— Start —
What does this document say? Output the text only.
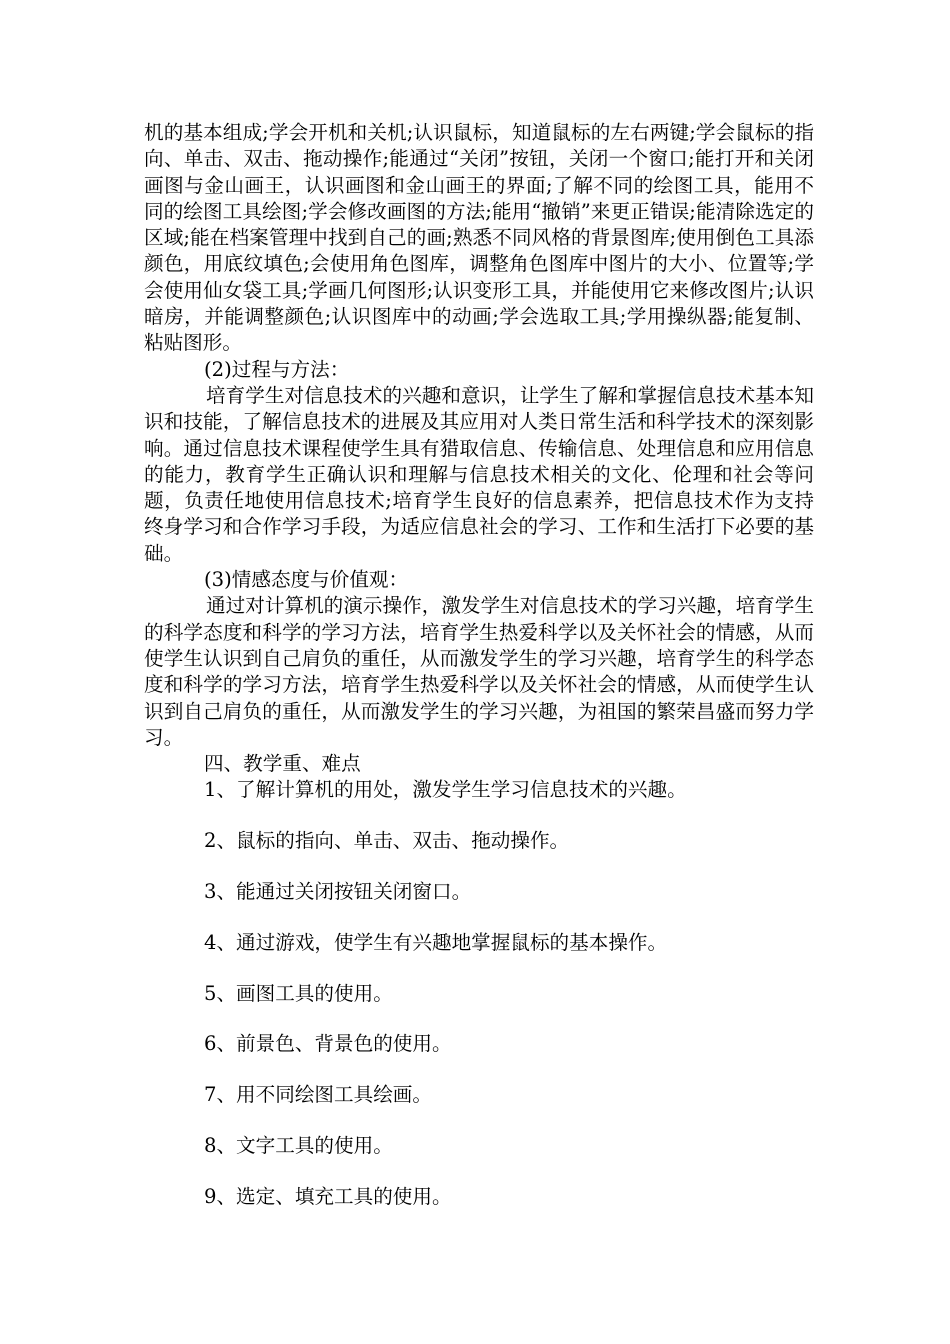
机的基本组成;学会开机和关机;认识鼠标，知道鼠标的左右两键;学会鼠标的指向、单击、双击、拖动操作;能通过“关闭”按钮，关闭一个窗口;能打开和关闭画图与金山画王，认识画图和金山画王的界面;了解不同的绘图工具，能用不同的绘图工具绘图;学会修改画图的方法;能用“撤销”来更正错误;能清除选定的区域;能在档案管理中找到自己的画;熟悉不同风格的背景图库;使用倒色工具添颜色，用底纹填色;会使用角色图库，调整角色图库中图片的大小、位置等;学会使用仙女袋工具;学画几何图形;认识变形工具，并能使用它来修改图片;认识暗房，并能调整颜色;认识图库中的动画;学会选取工具;学用操纵器;能复制、粘贴图形。

(2)过程与方法：

培育学生对信息技术的兴趣和意识，让学生了解和掌握信息技术基本知识和技能，了解信息技术的进展及其应用对人类日常生活和科学技术的深刻影响。通过信息技术课程使学生具有猎取信息、传输信息、处理信息和应用信息的能力，教育学生正确认识和理解与信息技术相关的文化、伦理和社会等问题，负责任地使用信息技术;培育学生良好的信息素养，把信息技术作为支持终身学习和合作学习手段，为适应信息社会的学习、工作和生活打下必要的基础。

(3)情感态度与价值观：

通过对计算机的演示操作，激发学生对信息技术的学习兴趣，培育学生的科学态度和科学的学习方法，培育学生热爱科学以及关怀社会的情感，从而使学生认识到自己肩负的重任，从而激发学生的学习兴趣，培育学生的科学态度和科学的学习方法，培育学生热爱科学以及关怀社会的情感，从而使学生认识到自己肩负的重任，从而激发学生的学习兴趣，为祖国的繁荣昌盛而努力学习。

四、教学重、难点

1、了解计算机的用处，激发学生学习信息技术的兴趣。
2、鼠标的指向、单击、双击、拖动操作。
3、能通过关闭按钮关闭窗口。
4、通过游戏，使学生有兴趣地掌握鼠标的基本操作。
5、画图工具的使用。
6、前景色、背景色的使用。
7、用不同绘图工具绘画。
8、文字工具的使用。
9、选定、填充工具的使用。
— End —
# [REQUIREMENTS]
Show the lines of the material that contain the word "拖动操作".

# [OUTPUT FOR THIS TASK]
机的基本组成;学会开机和关机;认识鼠标，知道鼠标的左右两键;学会鼠标的指向、单击、双击、拖动操作;能通过“关闭”按钮，关闭一个窗口;能打开和关闭画图与金山画王，认识画图和金山画王的界面;了解不同的绘图工具，能用不同的绘图工具绘图;学会修改画图的方法;能用“撤销”来更正错误;能清除选定的区域;能在档案管理中找到自己的画;熟悉不同风格的背景图库;使用倒色工具添颜色，用底纹填色;会使用角色图库，调整角色图库中图片的大小、位置等;学会使用仙女袋工具;学画几何图形;认识变形工具，并能使用它来修改图片;认识暗房，并能调整颜色;认识图库中的动画;学会选取工具;学用操纵器;能复制、粘贴图形。
2、鼠标的指向、单击、双击、拖动操作。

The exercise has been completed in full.